WHAT IS BEING ASKED »
Return all entries word for word, but drop any images.

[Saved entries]

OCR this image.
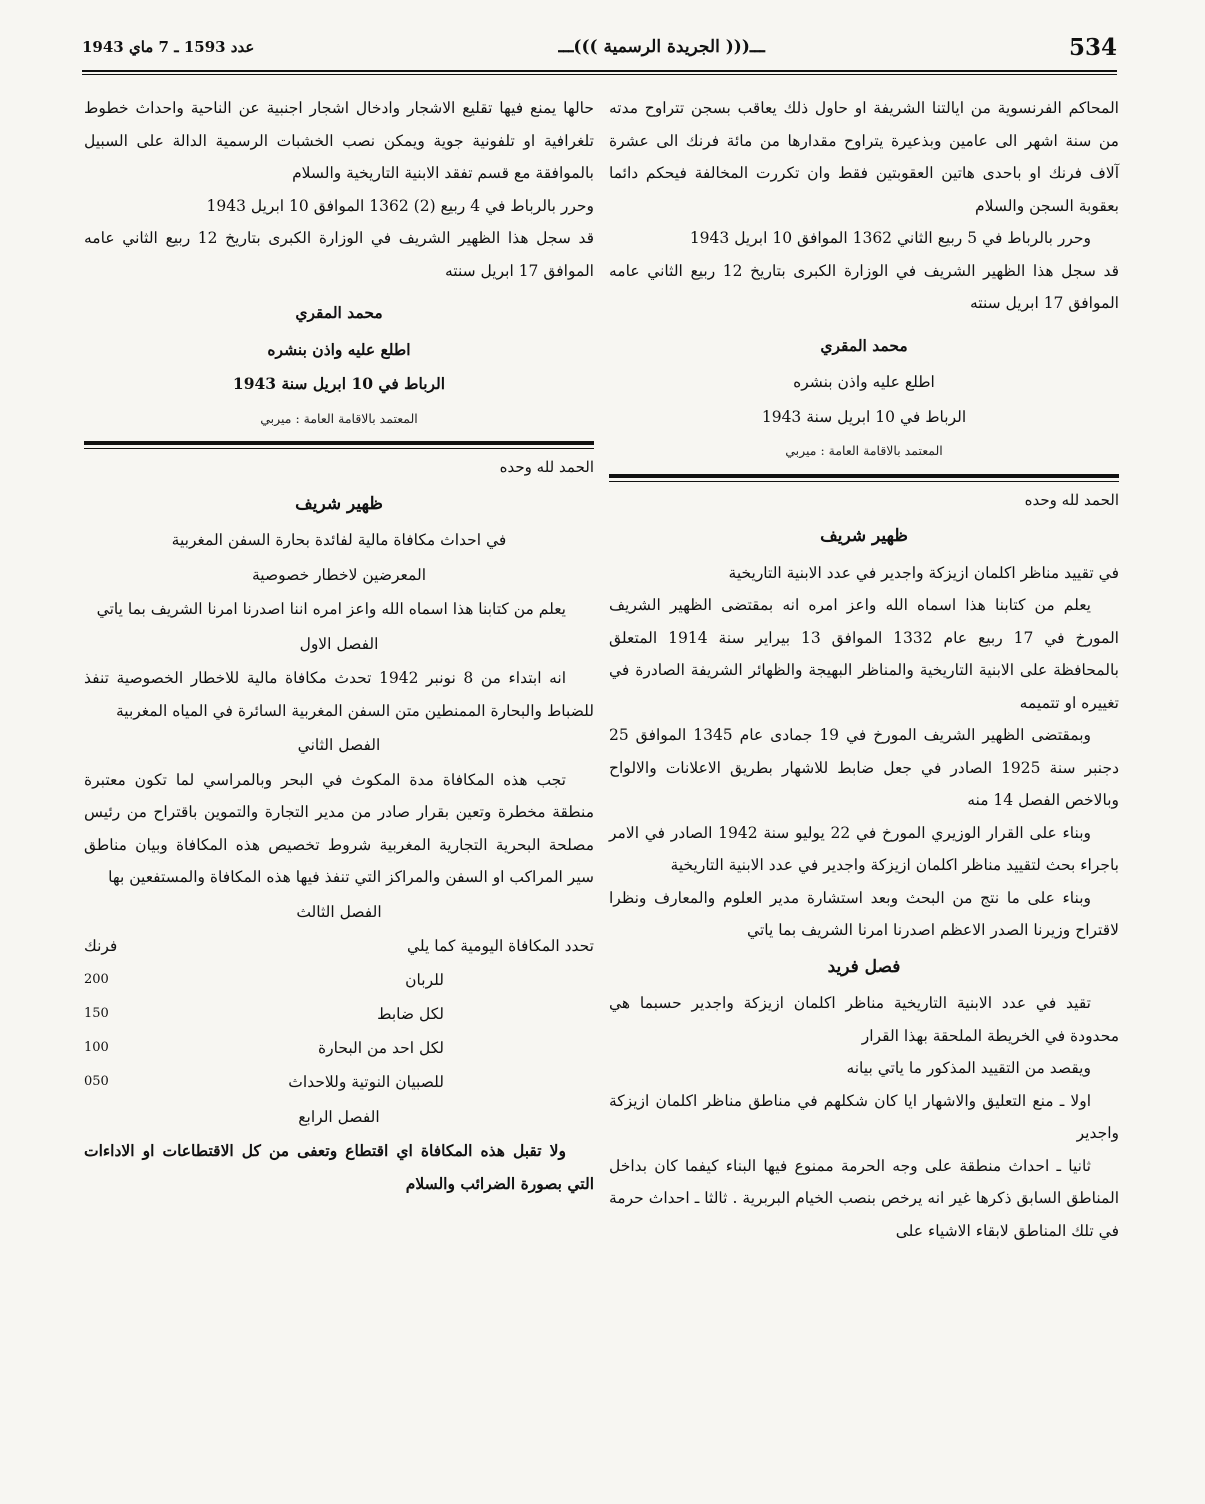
عدد 1593 ـ 7 ماي 1943	ـــ((( الجريدة الرسمية )))ـــ	534

المحاكم الفرنسوية من ايالتنا الشريفة او حاول ذلك يعاقب بسجن تتراوح مدته من سنة اشهر الى عامين وبذعيرة يتراوح مقدارها من مائة فرنك الى عشرة آلاف فرنك او باحدى هاتين العقوبتين فقط وان تكررت المخالفة فيحكم دائما بعقوبة السجن والسلام

وحرر بالرباط في 5 ربيع الثاني 1362 الموافق 10 ابريل 1943

قد سجل هذا الظهير الشريف في الوزارة الكبرى بتاريخ 12 ربيع الثاني عامه الموافق 17 ابريل سنته

محمد المقري
اطلع عليه واذن بنشره
الرباط في 10 ابريل سنة 1943
المعتمد بالاقامة العامة : ميربي
الحمد لله وحده
ظهير شريف

في تقييد مناظر اكلمان ازيزكة واجدير في عدد الابنية التاريخية

يعلم من كتابنا هذا اسماه الله واعز امره انه بمقتضى الظهير الشريف المورخ في 17 ربيع عام 1332 الموافق 13 بيراير سنة 1914 المتعلق بالمحافظة على الابنية التاريخية والمناظر البهيجة والظهائر الشريفة الصادرة في تغييره او تتميمه

وبمقتضى الظهير الشريف المورخ في 19 جمادى عام 1345 الموافق 25 دجنبر سنة 1925 الصادر في جعل ضابط للاشهار بطريق الاعلانات والالواح وبالاخص الفصل 14 منه

وبناء على القرار الوزيري المورخ في 22 يوليو سنة 1942 الصادر في الامر باجراء بحث لتقييد مناظر اكلمان ازيزكة واجدير في عدد الابنية التاريخية

وبناء على ما نتج من البحث وبعد استشارة مدير العلوم والمعارف ونظرا لاقتراح وزيرنا الصدر الاعظم اصدرنا امرنا الشريف بما ياتي

فصل فريد

تقيد في عدد الابنية التاريخية مناظر اكلمان ازيزكة واجدير حسبما هي محدودة في الخريطة الملحقة بهذا القرار

ويقصد من التقييد المذكور ما ياتي بيانه

اولا ـ منع التعليق والاشهار ايا كان شكلهم في مناطق مناظر اكلمان ازيزكة واجدير

ثانيا ـ احداث منطقة على وجه الحرمة ممنوع فيها البناء كيفما كان بداخل المناطق السابق ذكرها غير انه يرخص بنصب الخيام البربرية . ثالثا ـ احداث حرمة في تلك المناطق لابقاء الاشياء على

حالها يمنع فيها تقليع الاشجار وادخال اشجار اجنبية عن الناحية واحداث خطوط تلغرافية او تلفونية جوية ويمكن نصب الخشبات الرسمية الدالة على السبيل بالموافقة مع قسم تفقد الابنية التاريخية والسلام

وحرر بالرباط في 4 ربيع (2) 1362 الموافق 10 ابريل 1943

قد سجل هذا الظهير الشريف في الوزارة الكبرى بتاريخ 12 ربيع الثاني عامه الموافق 17 ابريل سنته

محمد المقري
اطلع عليه واذن بنشره
الرباط في 10 ابريل سنة 1943
المعتمد بالاقامة العامة : ميربي
الحمد لله وحده
ظهير شريف
في احداث مكافاة مالية لفائدة بحارة السفن المغربية
المعرضين لاخطار خصوصية

يعلم من كتابنا هذا اسماه الله واعز امره اننا اصدرنا امرنا الشريف بما ياتي

الفصل الاول

انه ابتداء من 8 نونبر 1942 تحدث مكافاة مالية للاخطار الخصوصية تنفذ للضباط والبحارة الممنطين متن السفن المغربية السائرة في المياه المغربية

الفصل الثاني

تجب هذه المكافاة مدة المكوث في البحر وبالمراسي لما تكون معتبرة منطقة مخطرة وتعين بقرار صادر من مدير التجارة والتموين باقتراح من رئيس مصلحة البحرية التجارية المغربية شروط تخصيص هذه المكافاة وبيان مناطق سير المراكب او السفن والمراكز التي تنفذ فيها هذه المكافاة والمستفعين بها

الفصل الثالث
تحدد المكافاة اليومية كما يلي
فرنك
للربان
200
لكل ضابط
150
لكل احد من البحارة
100
للصبيان النوتية وللاحداث
050
الفصل الرابع

ولا تقبل هذه المكافاة اي اقتطاع وتعفى من كل الاقتطاعات او الاداءات التي بصورة الضرائب والسلام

RESPONSE TO THE EXERCISE »
OCR this image.
عدد 1593 ـ 7 ماي 1943	ـــ((( الجريدة الرسمية )))ـــ	534

المحاكم الفرنسوية من ايالتنا الشريفة او حاول ذلك يعاقب بسجن تتراوح مدته من سنة اشهر الى عامين وبذعيرة يتراوح مقدارها من مائة فرنك الى عشرة آلاف فرنك او باحدى هاتين العقوبتين فقط وان تكررت المخالفة فيحكم دائما بعقوبة السجن والسلام

وحرر بالرباط في 5 ربيع الثاني 1362 الموافق 10 ابريل 1943

قد سجل هذا الظهير الشريف في الوزارة الكبرى بتاريخ 12 ربيع الثاني عامه الموافق 17 ابريل سنته

محمد المقري
اطلع عليه واذن بنشره
الرباط في 10 ابريل سنة 1943
المعتمد بالاقامة العامة : ميربي
الحمد لله وحده
ظهير شريف

في تقييد مناظر اكلمان ازيزكة واجدير في عدد الابنية التاريخية

يعلم من كتابنا هذا اسماه الله واعز امره انه بمقتضى الظهير الشريف المورخ في 17 ربيع عام 1332 الموافق 13 بيراير سنة 1914 المتعلق بالمحافظة على الابنية التاريخية والمناظر البهيجة والظهائر الشريفة الصادرة في تغييره او تتميمه

وبمقتضى الظهير الشريف المورخ في 19 جمادى عام 1345 الموافق 25 دجنبر سنة 1925 الصادر في جعل ضابط للاشهار بطريق الاعلانات والالواح وبالاخص الفصل 14 منه

وبناء على القرار الوزيري المورخ في 22 يوليو سنة 1942 الصادر في الامر باجراء بحث لتقييد مناظر اكلمان ازيزكة واجدير في عدد الابنية التاريخية

وبناء على ما نتج من البحث وبعد استشارة مدير العلوم والمعارف ونظرا لاقتراح وزيرنا الصدر الاعظم اصدرنا امرنا الشريف بما ياتي

فصل فريد

تقيد في عدد الابنية التاريخية مناظر اكلمان ازيزكة واجدير حسبما هي محدودة في الخريطة الملحقة بهذا القرار

ويقصد من التقييد المذكور ما ياتي بيانه

اولا ـ منع التعليق والاشهار ايا كان شكلهم في مناطق مناظر اكلمان ازيزكة واجدير

ثانيا ـ احداث منطقة على وجه الحرمة ممنوع فيها البناء كيفما كان بداخل المناطق السابق ذكرها غير انه يرخص بنصب الخيام البربرية . ثالثا ـ احداث حرمة في تلك المناطق لابقاء الاشياء على

حالها يمنع فيها تقليع الاشجار وادخال اشجار اجنبية عن الناحية واحداث خطوط تلغرافية او تلفونية جوية ويمكن نصب الخشبات الرسمية الدالة على السبيل بالموافقة مع قسم تفقد الابنية التاريخية والسلام

وحرر بالرباط في 4 ربيع (2) 1362 الموافق 10 ابريل 1943

قد سجل هذا الظهير الشريف في الوزارة الكبرى بتاريخ 12 ربيع الثاني عامه الموافق 17 ابريل سنته

محمد المقري
اطلع عليه واذن بنشره
الرباط في 10 ابريل سنة 1943
المعتمد بالاقامة العامة : ميربي
الحمد لله وحده
ظهير شريف
في احداث مكافاة مالية لفائدة بحارة السفن المغربية
المعرضين لاخطار خصوصية

يعلم من كتابنا هذا اسماه الله واعز امره اننا اصدرنا امرنا الشريف بما ياتي

الفصل الاول

انه ابتداء من 8 نونبر 1942 تحدث مكافاة مالية للاخطار الخصوصية تنفذ للضباط والبحارة الممنطين متن السفن المغربية السائرة في المياه المغربية

الفصل الثاني

تجب هذه المكافاة مدة المكوث في البحر وبالمراسي لما تكون معتبرة منطقة مخطرة وتعين بقرار صادر من مدير التجارة والتموين باقتراح من رئيس مصلحة البحرية التجارية المغربية شروط تخصيص هذه المكافاة وبيان مناطق سير المراكب او السفن والمراكز التي تنفذ فيها هذه المكافاة والمستفعين بها

الفصل الثالث
تحدد المكافاة اليومية كما يلي
فرنك
للربان
200
لكل ضابط
150
لكل احد من البحارة
100
للصبيان النوتية وللاحداث
050
الفصل الرابع

ولا تقبل هذه المكافاة اي اقتطاع وتعفى من كل الاقتطاعات او الاداءات التي بصورة الضرائب والسلام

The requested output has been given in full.